TASK ITEM >>
The listing below must be returned in full and unchanged, without the images it carries.
(Beginning of DATA SECTION)
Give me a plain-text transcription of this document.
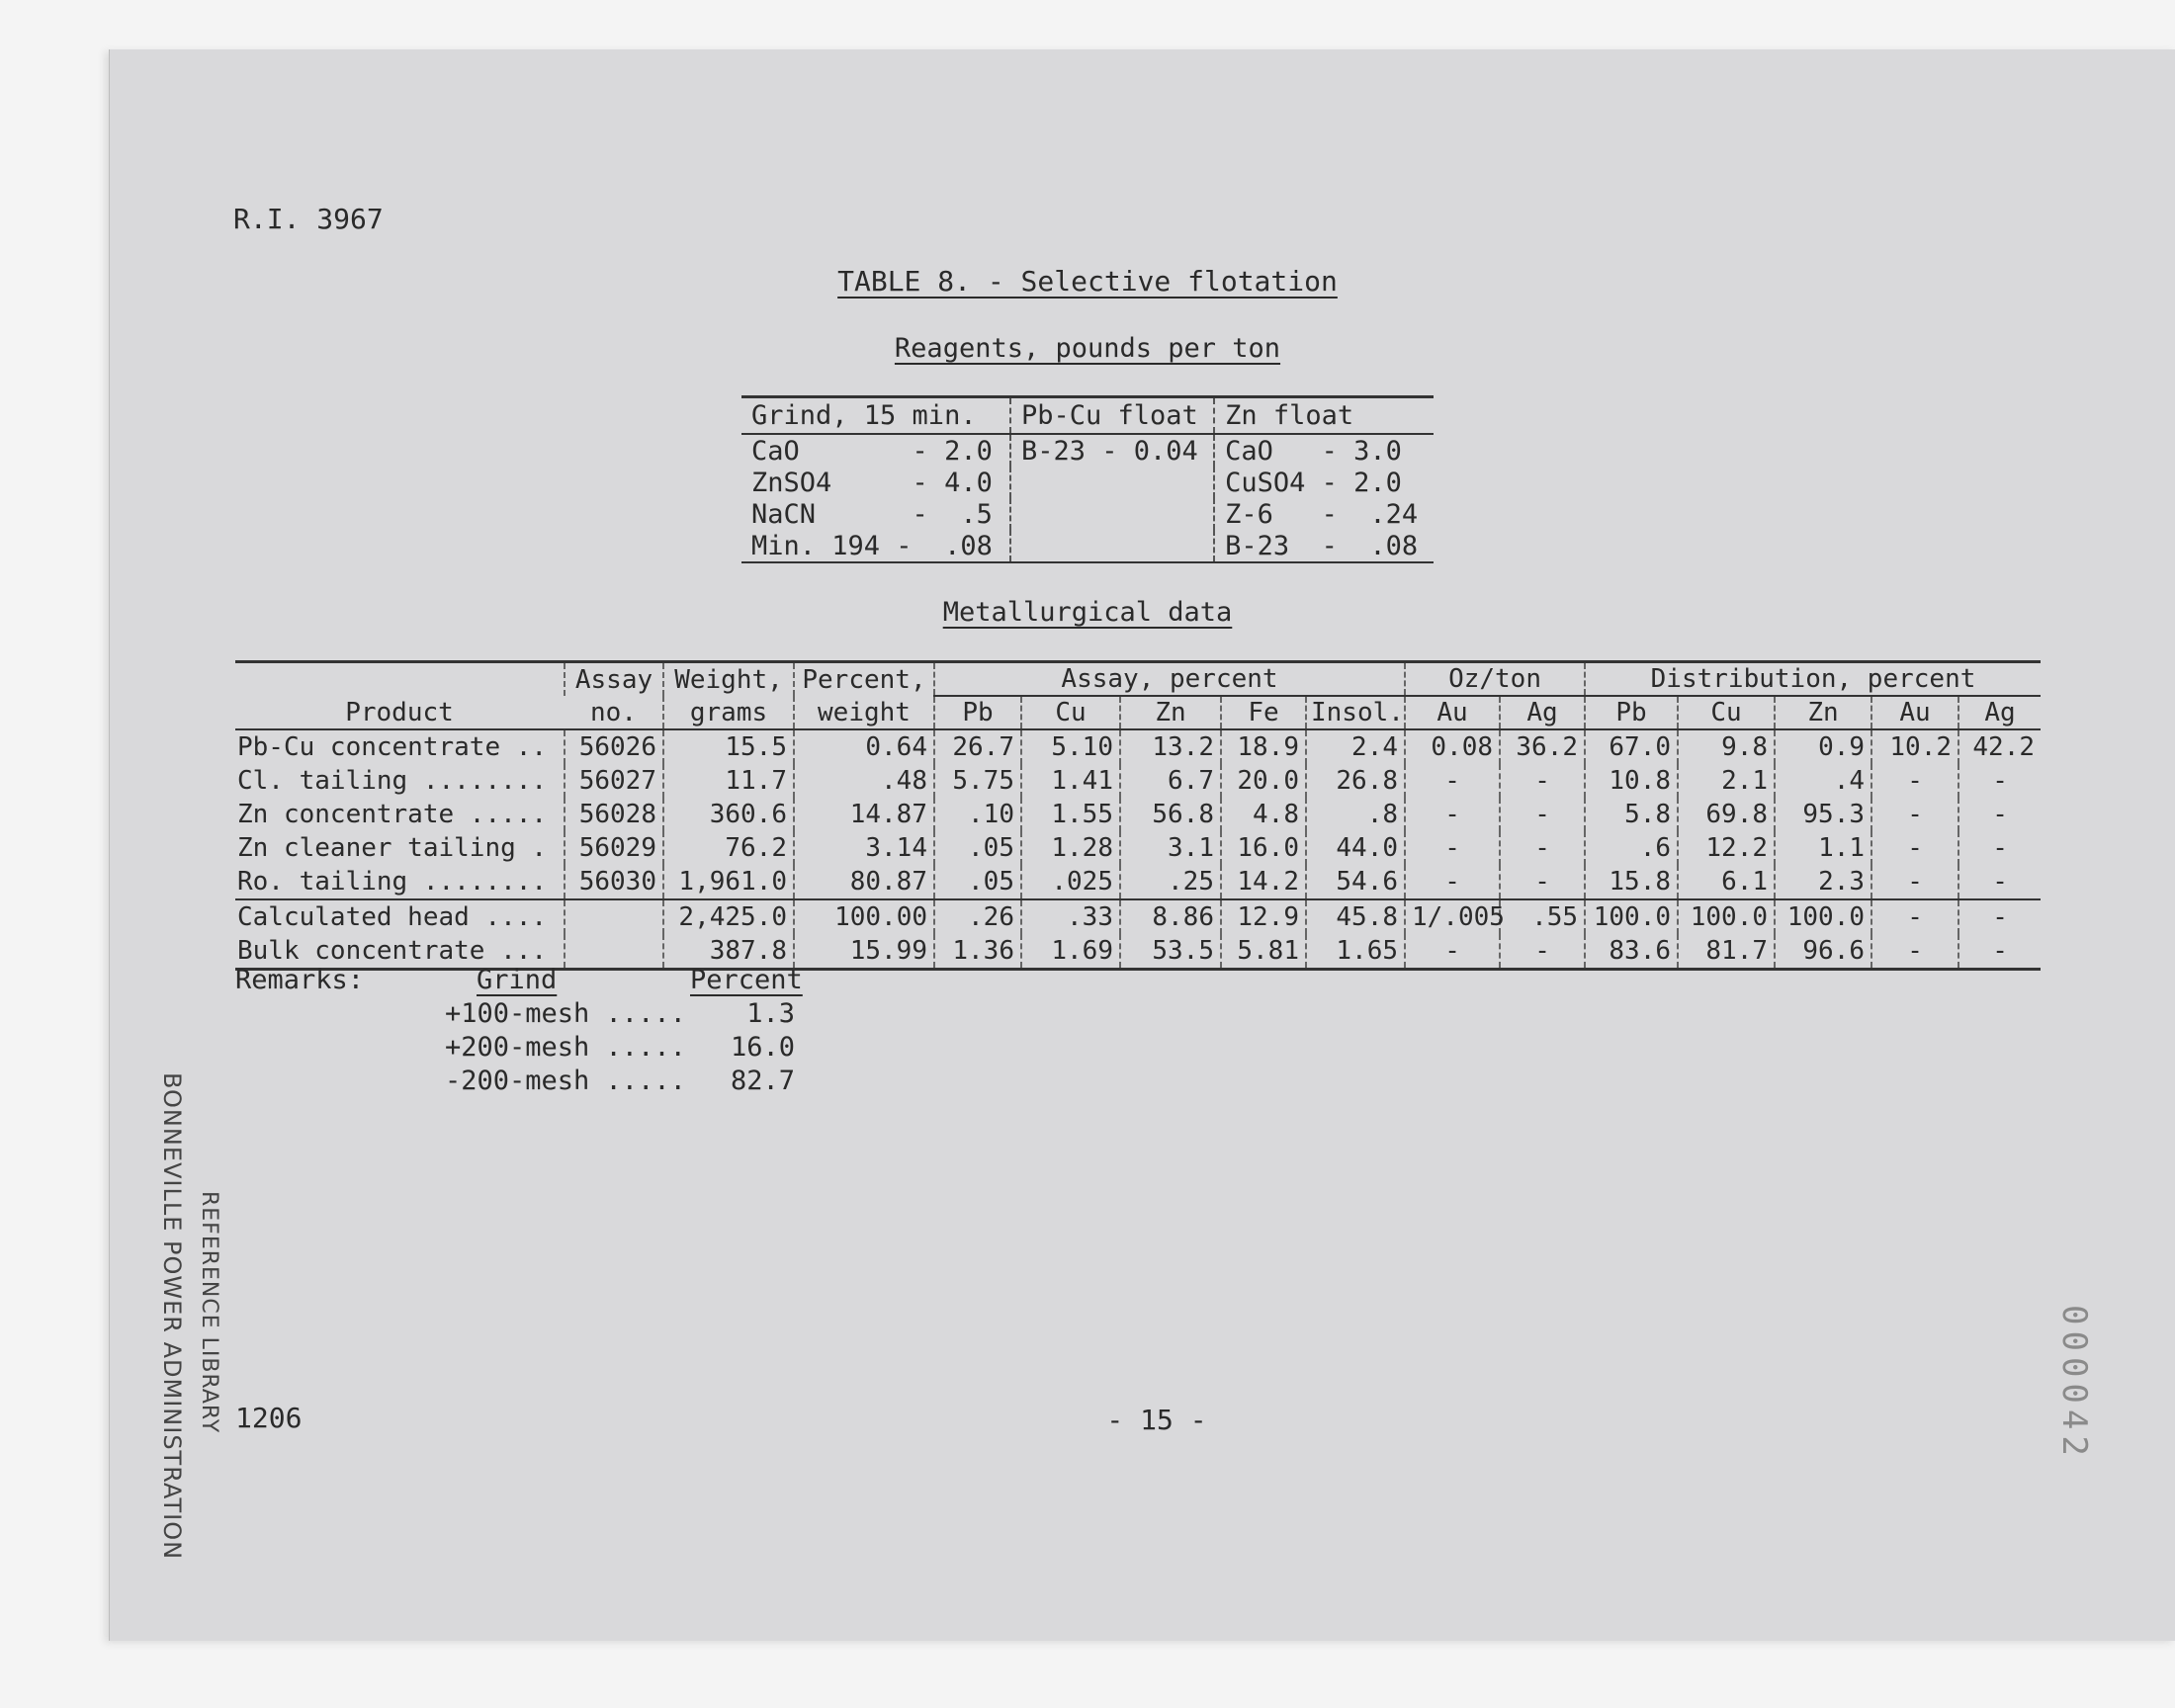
R.I. 3967
TABLE 8. - Selective flotation
Reagents, pounds per ton
Grind, 15 min.	Pb-Cu float	Zn float
CaO       - 2.0	B-23 - 0.04	CaO   - 3.0
ZnSO4     - 4.0		CuSO4 - 2.0
NaCN      -  .5		Z-6   -  .24
Min. 194 -  .08		B-23  -  .08
Metallurgical data
Product	Assay	Weight,	Percent,	Assay, percent					Oz/ton		Distribution, percent				
	no.	grams	weight	Pb	Cu	Zn	Fe	Insol.	Au	Ag	Pb	Cu	Zn	Au	Ag
Pb-Cu concentrate ..	56026	15.5	0.64	26.7	5.10	13.2	18.9	2.4	0.08	36.2	67.0	9.8	0.9	10.2	42.2
Cl. tailing ........	56027	11.7	.48	5.75	1.41	6.7	20.0	26.8	-	-	10.8	2.1	.4	-	-
Zn concentrate .....	56028	360.6	14.87	.10	1.55	56.8	4.8	.8	-	-	5.8	69.8	95.3	-	-
Zn cleaner tailing .	56029	76.2	3.14	.05	1.28	3.1	16.0	44.0	-	-	.6	12.2	1.1	-	-
Ro. tailing ........	56030	1,961.0	80.87	.05	.025	.25	14.2	54.6	-	-	15.8	6.1	2.3	-	-
Calculated head ....		2,425.0	100.00	.26	.33	8.86	12.9	45.8	1/.005	.55	100.0	100.0	100.0	-	-
Bulk concentrate ...		387.8	15.99	1.36	1.69	53.5	5.81	1.65	-	-	83.6	81.7	96.6	-	-
Remarks:	Grind	Percent
+100-mesh .....	1.3
+200-mesh ..... 16.0
-200-mesh ..... 82.7
1206	- 15 -
REFERENCE LIBRARY
BONNEVILLE POWER ADMINISTRATION	000042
(End of DATA SECTION)
RESPONSE TO THIS TASK >>
Give me a plain-text transcription of this document.
R.I. 3967
TABLE 8. - Selective flotation
Reagents, pounds per ton
Grind, 15 min.	Pb-Cu float	Zn float
CaO       - 2.0	B-23 - 0.04	CaO   - 3.0
ZnSO4     - 4.0		CuSO4 - 2.0
NaCN      -  .5		Z-6   -  .24
Min. 194 -  .08		B-23  -  .08
Metallurgical data
Product	Assay	Weight,	Percent,	Assay, percent					Oz/ton		Distribution, percent				
	no.	grams	weight	Pb	Cu	Zn	Fe	Insol.	Au	Ag	Pb	Cu	Zn	Au	Ag
Pb-Cu concentrate ..	56026	15.5	0.64	26.7	5.10	13.2	18.9	2.4	0.08	36.2	67.0	9.8	0.9	10.2	42.2
Cl. tailing ........	56027	11.7	.48	5.75	1.41	6.7	20.0	26.8	-	-	10.8	2.1	.4	-	-
Zn concentrate .....	56028	360.6	14.87	.10	1.55	56.8	4.8	.8	-	-	5.8	69.8	95.3	-	-
Zn cleaner tailing .	56029	76.2	3.14	.05	1.28	3.1	16.0	44.0	-	-	.6	12.2	1.1	-	-
Ro. tailing ........	56030	1,961.0	80.87	.05	.025	.25	14.2	54.6	-	-	15.8	6.1	2.3	-	-
Calculated head ....		2,425.0	100.00	.26	.33	8.86	12.9	45.8	1/.005	.55	100.0	100.0	100.0	-	-
Bulk concentrate ...		387.8	15.99	1.36	1.69	53.5	5.81	1.65	-	-	83.6	81.7	96.6	-	-
Remarks:	Grind	Percent
+100-mesh .....	1.3
+200-mesh ..... 16.0
-200-mesh ..... 82.7
1206	- 15 -
REFERENCE LIBRARY
BONNEVILLE POWER ADMINISTRATION	000042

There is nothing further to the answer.